Directions: Of the lines in the entries below, state how many hold the word "total". Say nothing else.
======== Data to process ========
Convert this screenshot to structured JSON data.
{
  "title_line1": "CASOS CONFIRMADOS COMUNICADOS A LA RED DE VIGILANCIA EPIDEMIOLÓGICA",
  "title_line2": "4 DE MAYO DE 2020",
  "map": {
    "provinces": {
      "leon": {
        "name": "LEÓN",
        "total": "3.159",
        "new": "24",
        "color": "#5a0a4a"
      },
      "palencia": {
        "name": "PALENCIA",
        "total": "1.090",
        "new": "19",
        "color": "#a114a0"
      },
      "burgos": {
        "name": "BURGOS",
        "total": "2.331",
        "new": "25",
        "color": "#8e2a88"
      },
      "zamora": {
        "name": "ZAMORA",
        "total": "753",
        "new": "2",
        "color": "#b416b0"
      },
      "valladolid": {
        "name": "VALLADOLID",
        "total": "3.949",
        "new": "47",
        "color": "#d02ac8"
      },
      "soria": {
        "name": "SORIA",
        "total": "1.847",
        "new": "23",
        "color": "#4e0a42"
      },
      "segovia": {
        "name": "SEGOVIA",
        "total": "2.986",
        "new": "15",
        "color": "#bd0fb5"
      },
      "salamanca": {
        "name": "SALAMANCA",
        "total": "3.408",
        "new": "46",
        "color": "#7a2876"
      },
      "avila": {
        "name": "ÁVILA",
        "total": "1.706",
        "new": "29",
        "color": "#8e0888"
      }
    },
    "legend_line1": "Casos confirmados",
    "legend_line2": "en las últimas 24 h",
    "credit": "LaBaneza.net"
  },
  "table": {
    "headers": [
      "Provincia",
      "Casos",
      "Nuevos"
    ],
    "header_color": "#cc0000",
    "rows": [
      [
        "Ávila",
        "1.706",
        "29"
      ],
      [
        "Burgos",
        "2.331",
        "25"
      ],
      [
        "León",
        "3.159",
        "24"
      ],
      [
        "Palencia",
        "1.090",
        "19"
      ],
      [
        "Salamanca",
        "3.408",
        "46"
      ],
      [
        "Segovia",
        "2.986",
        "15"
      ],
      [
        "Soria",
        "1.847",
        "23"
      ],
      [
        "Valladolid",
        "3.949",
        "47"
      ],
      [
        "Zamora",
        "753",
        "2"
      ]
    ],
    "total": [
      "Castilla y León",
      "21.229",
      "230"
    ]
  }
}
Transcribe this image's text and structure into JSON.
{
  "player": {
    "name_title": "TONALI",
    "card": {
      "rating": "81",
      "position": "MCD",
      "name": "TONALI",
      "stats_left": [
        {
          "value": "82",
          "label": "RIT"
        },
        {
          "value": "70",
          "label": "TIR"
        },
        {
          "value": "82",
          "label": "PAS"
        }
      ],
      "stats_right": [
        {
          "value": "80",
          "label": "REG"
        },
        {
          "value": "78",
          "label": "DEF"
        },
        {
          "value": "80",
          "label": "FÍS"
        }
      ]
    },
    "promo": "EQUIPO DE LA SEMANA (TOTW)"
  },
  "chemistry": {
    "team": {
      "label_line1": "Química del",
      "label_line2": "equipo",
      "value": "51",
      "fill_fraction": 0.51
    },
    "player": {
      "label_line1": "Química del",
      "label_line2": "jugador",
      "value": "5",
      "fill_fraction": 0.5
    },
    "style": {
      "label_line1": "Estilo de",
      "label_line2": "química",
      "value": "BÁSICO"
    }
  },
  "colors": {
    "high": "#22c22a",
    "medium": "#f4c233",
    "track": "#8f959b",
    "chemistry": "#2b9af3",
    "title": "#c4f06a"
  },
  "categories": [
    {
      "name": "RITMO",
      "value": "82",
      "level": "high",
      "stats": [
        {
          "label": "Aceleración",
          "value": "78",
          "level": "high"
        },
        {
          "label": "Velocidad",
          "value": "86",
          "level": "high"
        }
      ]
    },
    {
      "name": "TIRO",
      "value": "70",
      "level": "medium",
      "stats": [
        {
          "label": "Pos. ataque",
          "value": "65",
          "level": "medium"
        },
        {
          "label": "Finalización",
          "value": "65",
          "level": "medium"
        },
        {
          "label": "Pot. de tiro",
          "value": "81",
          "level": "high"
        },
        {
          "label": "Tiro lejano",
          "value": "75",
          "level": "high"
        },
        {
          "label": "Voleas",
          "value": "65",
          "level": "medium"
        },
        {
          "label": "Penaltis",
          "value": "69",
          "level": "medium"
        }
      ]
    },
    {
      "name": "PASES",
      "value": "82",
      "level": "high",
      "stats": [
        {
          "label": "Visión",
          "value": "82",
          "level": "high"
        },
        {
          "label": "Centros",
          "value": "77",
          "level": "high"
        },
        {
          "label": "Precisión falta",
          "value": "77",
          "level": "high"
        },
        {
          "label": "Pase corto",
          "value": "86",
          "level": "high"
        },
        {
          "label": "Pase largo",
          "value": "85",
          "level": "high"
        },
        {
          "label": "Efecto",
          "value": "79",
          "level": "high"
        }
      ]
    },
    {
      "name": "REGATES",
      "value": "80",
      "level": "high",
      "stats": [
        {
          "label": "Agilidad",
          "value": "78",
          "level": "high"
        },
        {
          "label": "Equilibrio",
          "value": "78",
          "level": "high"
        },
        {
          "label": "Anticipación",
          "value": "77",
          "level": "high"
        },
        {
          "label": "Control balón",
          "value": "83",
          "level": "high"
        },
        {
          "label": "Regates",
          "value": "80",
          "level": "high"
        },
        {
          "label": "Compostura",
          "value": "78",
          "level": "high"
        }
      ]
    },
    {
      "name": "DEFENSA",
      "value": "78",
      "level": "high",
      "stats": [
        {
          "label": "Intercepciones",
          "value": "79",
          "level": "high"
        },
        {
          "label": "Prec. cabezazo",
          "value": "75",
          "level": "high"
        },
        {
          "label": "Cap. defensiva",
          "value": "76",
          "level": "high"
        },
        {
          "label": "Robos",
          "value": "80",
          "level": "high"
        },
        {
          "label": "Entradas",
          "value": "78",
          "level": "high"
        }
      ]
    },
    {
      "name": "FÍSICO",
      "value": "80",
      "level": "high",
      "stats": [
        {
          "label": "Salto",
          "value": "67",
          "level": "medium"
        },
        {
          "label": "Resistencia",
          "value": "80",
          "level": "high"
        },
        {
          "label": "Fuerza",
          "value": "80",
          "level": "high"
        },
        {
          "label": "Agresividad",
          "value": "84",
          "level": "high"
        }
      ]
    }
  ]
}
========
Exercise output: 10